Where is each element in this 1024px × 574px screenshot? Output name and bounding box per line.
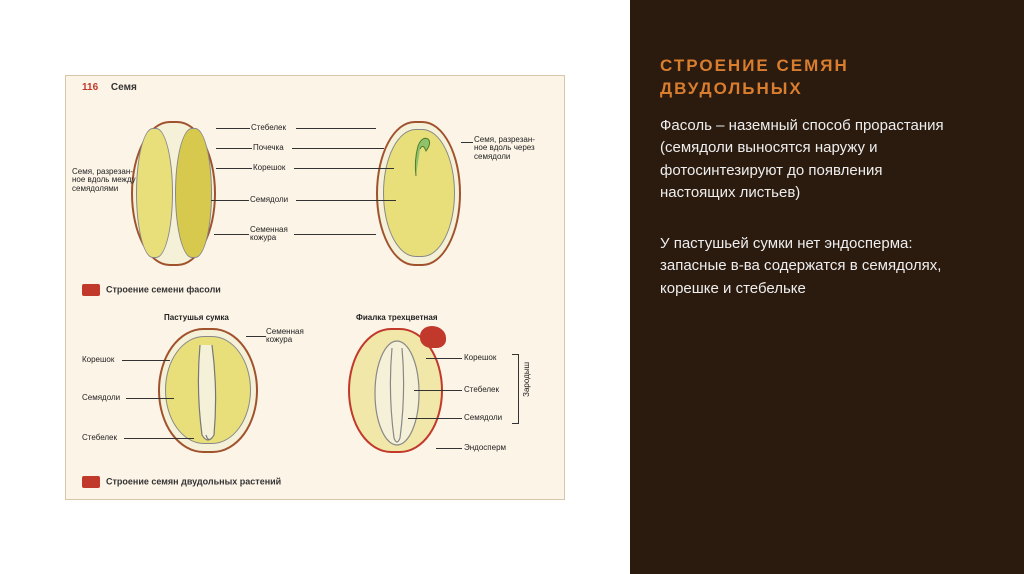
label-v-koreshok: Корешок — [464, 354, 496, 363]
caption-badge-icon — [82, 284, 100, 296]
page-header-title: Семя — [111, 82, 137, 93]
embryo-icon — [408, 131, 438, 181]
caption-dicot: Строение семян двудольных растений — [82, 476, 281, 488]
label-semyadoli-top: Семядоли — [250, 196, 288, 205]
label-sh-semyadoli: Семядоли — [82, 394, 120, 403]
slide-body: Фасоль – наземный способ прорастания (се… — [660, 115, 960, 301]
paragraph-1: Фасоль – наземный способ прорастания (се… — [660, 115, 960, 205]
violet-title: Фиалка трехцветная — [356, 314, 438, 323]
label-kozhura-top: Семенная кожура — [250, 226, 288, 244]
bracket-icon — [512, 354, 519, 424]
shepherd-seed — [158, 328, 258, 453]
caption-badge-icon — [82, 476, 100, 488]
bracket-label: Зародыш — [522, 362, 531, 397]
paragraph-2: У пастушьей сумки нет эндосперма: запасн… — [660, 233, 960, 301]
seed-diagram-figure: 116 Семя Стебелек Почечка Коре — [65, 75, 565, 500]
label-v-stebelek: Стебелек — [464, 386, 499, 395]
label-sh-kozhura: Семенная кожура — [266, 328, 304, 346]
shepherd-title: Пастушья сумка — [164, 314, 229, 323]
page-number: 116 — [82, 82, 98, 93]
violet-embryo-icon — [372, 338, 422, 448]
caption-bean: Строение семени фасоли — [82, 284, 221, 296]
label-pochechka: Почечка — [253, 144, 284, 153]
slide-title: СТРОЕНИЕ СЕМЯН ДВУДОЛЬНЫХ — [660, 55, 960, 101]
label-v-semyadoli: Семядоли — [464, 414, 502, 423]
label-v-endosperm: Эндосперм — [464, 444, 506, 453]
slide-text-panel: СТРОЕНИЕ СЕМЯН ДВУДОЛЬНЫХ Фасоль – назем… — [660, 55, 960, 328]
label-left-seed-desc: Семя, разрезан- ное вдоль между семядоля… — [72, 168, 136, 194]
figure-page-header: 116 Семя — [82, 82, 137, 93]
label-koreshok-top: Корешок — [253, 164, 285, 173]
label-right-seed-desc: Семя, разрезан- ное вдоль через семядоли — [474, 136, 535, 162]
shepherd-embryo-icon — [188, 340, 233, 448]
label-sh-koreshok: Корешок — [82, 356, 114, 365]
label-sh-stebelek: Стебелек — [82, 434, 117, 443]
slide-image-panel: 116 Семя Стебелек Почечка Коре — [0, 0, 630, 574]
label-stebelek-top: Стебелек — [251, 124, 286, 133]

• • •

§ What the task requires:
Rewrite the material with "caption-badge-icon" changed to "caption-marker-icon" wherever it occurs, leaving everything else unchanged. Omit the pictures from your answer.

§ Correct answer:
Where is each element in this 1024px × 574px screenshot? Output name and bounding box per line.
label-v-koreshok: Корешок — [464, 354, 496, 363]
caption-marker-icon — [82, 284, 100, 296]
page-header-title: Семя — [111, 82, 137, 93]
embryo-icon — [408, 131, 438, 181]
caption-dicot: Строение семян двудольных растений — [82, 476, 281, 488]
label-semyadoli-top: Семядоли — [250, 196, 288, 205]
label-sh-semyadoli: Семядоли — [82, 394, 120, 403]
slide-body: Фасоль – наземный способ прорастания (се… — [660, 115, 960, 301]
paragraph-1: Фасоль – наземный способ прорастания (се… — [660, 115, 960, 205]
violet-title: Фиалка трехцветная — [356, 314, 438, 323]
label-kozhura-top: Семенная кожура — [250, 226, 288, 244]
bracket-icon — [512, 354, 519, 424]
shepherd-seed — [158, 328, 258, 453]
caption-marker-icon — [82, 476, 100, 488]
bracket-label: Зародыш — [522, 362, 531, 397]
paragraph-2: У пастушьей сумки нет эндосперма: запасн… — [660, 233, 960, 301]
seed-diagram-figure: 116 Семя Стебелек Почечка Коре — [65, 75, 565, 500]
label-v-stebelek: Стебелек — [464, 386, 499, 395]
label-sh-kozhura: Семенная кожура — [266, 328, 304, 346]
shepherd-title: Пастушья сумка — [164, 314, 229, 323]
page-number: 116 — [82, 82, 98, 93]
violet-embryo-icon — [372, 338, 422, 448]
caption-bean: Строение семени фасоли — [82, 284, 221, 296]
label-pochechka: Почечка — [253, 144, 284, 153]
slide-title: СТРОЕНИЕ СЕМЯН ДВУДОЛЬНЫХ — [660, 55, 960, 101]
label-v-semyadoli: Семядоли — [464, 414, 502, 423]
label-v-endosperm: Эндосперм — [464, 444, 506, 453]
slide-text-panel: СТРОЕНИЕ СЕМЯН ДВУДОЛЬНЫХ Фасоль – назем… — [660, 55, 960, 328]
label-left-seed-desc: Семя, разрезан- ное вдоль между семядоля… — [72, 168, 136, 194]
figure-page-header: 116 Семя — [82, 82, 137, 93]
label-koreshok-top: Корешок — [253, 164, 285, 173]
label-right-seed-desc: Семя, разрезан- ное вдоль через семядоли — [474, 136, 535, 162]
shepherd-embryo-icon — [188, 340, 233, 448]
label-sh-koreshok: Корешок — [82, 356, 114, 365]
label-sh-stebelek: Стебелек — [82, 434, 117, 443]
slide-image-panel: 116 Семя Стебелек Почечка Коре — [0, 0, 630, 574]
label-stebelek-top: Стебелек — [251, 124, 286, 133]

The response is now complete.